#### [What this exercise asks]
[1] From the notes on body compartments, answer:
(a) What internal pH does the lysosome have?
(b) What forms the floor of the thoracic cavity?
(c) Where do the kidneys lie?
[2] What do the notes on body compartments say, summed up in two sentences?
[3] Pick up the notes on body compartments where they stop.

#### [Document passage]
*** Begin section ***
Compartments in human body have both advantages as disadvantages
- Advantage: separates biochemical processes that might otherwise conflict with one
another.bv. intracellular compartment lysosome with internal pH of 5 would damage
cells if disrupted
- Disadvantage: barriers in between can make difficult to move needed materials from
one compartment to another. Specialized mechanisms for transport are needed.

Biological compartments come with a lot of anatomic variability – from totally enclosed
structures to structures without visible walls.
The first biological compartment was a cell, whose ICF was separated from the environment
by the plasma membrane. As evolution progressed, more compartments started to exist
within a cell, and within multicellular organisms.



3.1 functional compartments of the body
The human body is a complex compartment separated from the outside
world by a layers of cells. It is divided into three cavities:
 Cranial cavity (Skull). Contains brain (=primary control center)
 Thoracic cavity (thorax, bound by spine and ribs on top and sides,
and muscular diaphragm forms floor. It contains heart, which is
enclosed by pericardial sac and 2 lungs in pleural sacs)
 Abdominopelvic cavity. Peritoneum lines the abdomen and
surrounds organs within it (stomach, intestines, liver, pancreas,
gallbladder, spleen)
Kidneys lie outside of abdominal cavity, between peritoneum and
muscles/bones of back.
Pelvis contains reproductive organs: urinary bladder, and terminal portion of
large intestine.

These cavities are separated from one another by bones and tissues and are lined
with tissue membranes. The abdominal cavity is lined by the peritoneum lines.

Several fluid-filled anatomical compartments in body.
- Blood-filled vessels/heart of circulatory system
- Eyes: hollow fluid-filled spheres subdivided into 2 compartments: aqueous and
vitreous humors
- Cerebrospinal fluid (CSF) around brain and spinal cord.
- Membranous sac that surrounds heart (pericardial) and lungs (pleural)
contains small volumes of fluid.

The interior of any hollow organ (heart, lungs) is called the lumen. It can consist of
fluid or air (bv. Lumen of blood vessels filled with blood)
For some organs like intestine, lumen is extension of external environment and not
part of body’s internal environment until it crosses wall of organ.
*** End section ***
#### [Information provided]
*** Begin section ***
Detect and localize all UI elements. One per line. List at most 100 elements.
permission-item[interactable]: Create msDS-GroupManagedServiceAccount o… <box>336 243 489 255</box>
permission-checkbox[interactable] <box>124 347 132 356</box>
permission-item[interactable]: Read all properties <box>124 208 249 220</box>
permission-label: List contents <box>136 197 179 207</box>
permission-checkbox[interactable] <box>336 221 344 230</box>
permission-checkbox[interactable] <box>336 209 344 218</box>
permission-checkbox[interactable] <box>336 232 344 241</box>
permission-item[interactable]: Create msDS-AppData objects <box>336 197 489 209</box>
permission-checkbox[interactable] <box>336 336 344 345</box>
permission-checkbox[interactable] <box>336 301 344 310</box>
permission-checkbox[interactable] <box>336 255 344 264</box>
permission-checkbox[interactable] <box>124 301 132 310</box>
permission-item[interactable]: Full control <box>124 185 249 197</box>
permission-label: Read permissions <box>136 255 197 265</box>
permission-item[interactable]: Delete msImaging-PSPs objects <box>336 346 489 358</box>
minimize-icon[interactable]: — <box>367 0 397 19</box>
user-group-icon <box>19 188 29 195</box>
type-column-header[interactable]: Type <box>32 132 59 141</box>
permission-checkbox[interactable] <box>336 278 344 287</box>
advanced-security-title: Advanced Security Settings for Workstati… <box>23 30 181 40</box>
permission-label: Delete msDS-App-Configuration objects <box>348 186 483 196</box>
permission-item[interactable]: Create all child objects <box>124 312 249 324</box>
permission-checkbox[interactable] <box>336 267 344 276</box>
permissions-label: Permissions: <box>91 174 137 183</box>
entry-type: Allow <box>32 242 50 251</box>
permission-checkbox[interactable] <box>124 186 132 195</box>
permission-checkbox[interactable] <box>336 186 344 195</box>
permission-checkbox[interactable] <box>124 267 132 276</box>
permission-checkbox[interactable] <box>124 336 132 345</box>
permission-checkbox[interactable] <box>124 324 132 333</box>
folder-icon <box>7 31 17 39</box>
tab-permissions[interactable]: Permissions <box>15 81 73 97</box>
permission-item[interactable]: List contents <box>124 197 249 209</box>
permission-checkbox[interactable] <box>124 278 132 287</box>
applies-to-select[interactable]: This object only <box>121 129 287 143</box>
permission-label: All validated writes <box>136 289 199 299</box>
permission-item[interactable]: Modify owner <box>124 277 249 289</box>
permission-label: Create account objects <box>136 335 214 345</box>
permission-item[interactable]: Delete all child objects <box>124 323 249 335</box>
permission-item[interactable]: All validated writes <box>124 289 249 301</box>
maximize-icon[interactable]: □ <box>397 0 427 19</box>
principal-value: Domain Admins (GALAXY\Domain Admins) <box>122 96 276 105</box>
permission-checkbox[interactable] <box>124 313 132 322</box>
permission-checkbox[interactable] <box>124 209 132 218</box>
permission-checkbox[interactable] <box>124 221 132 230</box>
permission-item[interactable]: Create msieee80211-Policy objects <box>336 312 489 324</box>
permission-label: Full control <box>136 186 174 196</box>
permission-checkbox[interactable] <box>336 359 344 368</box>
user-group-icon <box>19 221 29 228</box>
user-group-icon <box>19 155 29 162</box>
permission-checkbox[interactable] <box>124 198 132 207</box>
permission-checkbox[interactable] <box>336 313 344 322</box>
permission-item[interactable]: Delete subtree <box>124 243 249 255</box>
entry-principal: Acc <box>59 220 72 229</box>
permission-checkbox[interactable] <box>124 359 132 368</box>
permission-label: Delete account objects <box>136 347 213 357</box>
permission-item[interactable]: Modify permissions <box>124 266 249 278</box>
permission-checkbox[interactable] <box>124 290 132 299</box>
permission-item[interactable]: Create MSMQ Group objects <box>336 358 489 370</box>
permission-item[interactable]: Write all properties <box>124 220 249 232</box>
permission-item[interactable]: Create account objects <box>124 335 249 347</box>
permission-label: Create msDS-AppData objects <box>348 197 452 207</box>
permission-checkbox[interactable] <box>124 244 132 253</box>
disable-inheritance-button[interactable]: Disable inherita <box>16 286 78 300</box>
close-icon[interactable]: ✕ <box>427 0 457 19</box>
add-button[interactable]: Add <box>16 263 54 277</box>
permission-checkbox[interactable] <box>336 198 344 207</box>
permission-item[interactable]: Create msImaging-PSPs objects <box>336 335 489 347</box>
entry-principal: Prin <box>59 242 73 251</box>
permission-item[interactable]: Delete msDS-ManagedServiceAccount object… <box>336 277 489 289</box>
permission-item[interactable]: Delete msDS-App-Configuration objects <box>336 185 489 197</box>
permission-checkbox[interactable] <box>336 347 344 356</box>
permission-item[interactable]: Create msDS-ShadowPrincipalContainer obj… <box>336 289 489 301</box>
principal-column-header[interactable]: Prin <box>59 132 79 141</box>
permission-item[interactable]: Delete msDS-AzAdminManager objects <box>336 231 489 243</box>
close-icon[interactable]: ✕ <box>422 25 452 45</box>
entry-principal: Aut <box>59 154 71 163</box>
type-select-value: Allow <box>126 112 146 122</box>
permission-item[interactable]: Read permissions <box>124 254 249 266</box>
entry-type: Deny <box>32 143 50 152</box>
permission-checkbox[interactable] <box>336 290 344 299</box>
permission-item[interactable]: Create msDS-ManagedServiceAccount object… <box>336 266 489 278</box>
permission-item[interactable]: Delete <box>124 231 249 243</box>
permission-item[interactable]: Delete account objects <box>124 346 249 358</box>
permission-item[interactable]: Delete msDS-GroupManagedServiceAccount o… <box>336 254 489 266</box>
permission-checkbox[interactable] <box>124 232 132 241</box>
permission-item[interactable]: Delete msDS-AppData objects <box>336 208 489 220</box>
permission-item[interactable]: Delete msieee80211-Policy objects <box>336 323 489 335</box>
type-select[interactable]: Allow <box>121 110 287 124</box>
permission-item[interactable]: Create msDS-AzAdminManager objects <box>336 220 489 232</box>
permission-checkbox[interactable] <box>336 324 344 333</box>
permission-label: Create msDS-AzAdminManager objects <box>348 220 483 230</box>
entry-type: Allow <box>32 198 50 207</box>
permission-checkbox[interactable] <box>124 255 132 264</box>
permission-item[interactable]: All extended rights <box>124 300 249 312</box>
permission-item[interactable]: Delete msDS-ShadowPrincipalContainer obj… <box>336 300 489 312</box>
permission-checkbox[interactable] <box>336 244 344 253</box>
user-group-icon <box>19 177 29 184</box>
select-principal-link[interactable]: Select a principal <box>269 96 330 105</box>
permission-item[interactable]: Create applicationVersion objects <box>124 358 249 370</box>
*** End section ***
#### [Answers to the tasks]
[1]
(a) 5
(b) The muscular diaphragm.
(c) Outside the abdominal cavity, between the peritoneum and the muscles and bones of the back.

[2] Compartments separate biochemical processes that might otherwise conflict, but the barriers between them make it difficult to move needed materials, so specialized transport mechanisms are required. The human body is divided into the cranial, thoracic and abdominopelvic cavities, and it also holds several fluid-filled compartments: the blood vessels and heart, the eyes, the cerebrospinal fluid around the brain and spinal cord, and the pericardial and pleural sacs.

[3]
,Most cells in the body are not in direct contact with the outside world, instead their
external environment is in contact with extracellular fluid (ECF). We can divide the
body in two main fluid departments:
 ECF: outside of the cells
 ICF: the inside of the cell
ECF and ICF are divided by cell membrane.
The ECF subdivides further into:
- blood plasma (fluid portion of the blood, extracellular fluid inside blood
vessels)
- interstitial fluid (which surrounds most cells of the body).

A membrane is described as a tissue that lines a cavity or separates two cavities.
We have the mucous membranes in the mouth and vagina, the peritoneal membrane
that lines the inside of the abdomen, the pleural membrane that covers the lungs and
the pericardial membrane that surrounds the heart. These membranes are tissues:
thin, translucent layers of cells.
Cells also have membranes: a bilayer of phospholipid membrane that separates
the aqueous fluids of the interior and the outside environment.
So membrane can apply to a tissue or to a phospholipid-protein boundary layer.
Lipid bilayer consists of cholesterol + phospholipids

The general functions of the cell membrane/=plasma membrane/=plasmalemma:
 Physical isolation; separates intracellular fluid from surrounding extracellular
fluid
 Regulation of exchange with the environment. Controls entry of
ions/nutrients inside cell, eliminates cellular waste, release products from cell.
 Communication between the cell and its environment. Cell membrane
contains proteins that recognise/respond to molecules/changes in external
environment, alterations in cell membrane affect cell’s activity.
 Structure support proteins in the membrane hold the cytoskeleton as well as
the junctions and the extracellular matrix (=extracellular material that is
synthesized and secreted by cells), cell-cell and cell-matrix junctions stabilize
the structures of tissues.
Secretion= process by which a cell releases substance into extracellular
space.


All biological membranes consist of a lipid and protein + small amount of
carbohydrate.
Ratio of lipid-protein varies in different membranes.
- The more metabolically active a membrane is the more proteins it contains bv.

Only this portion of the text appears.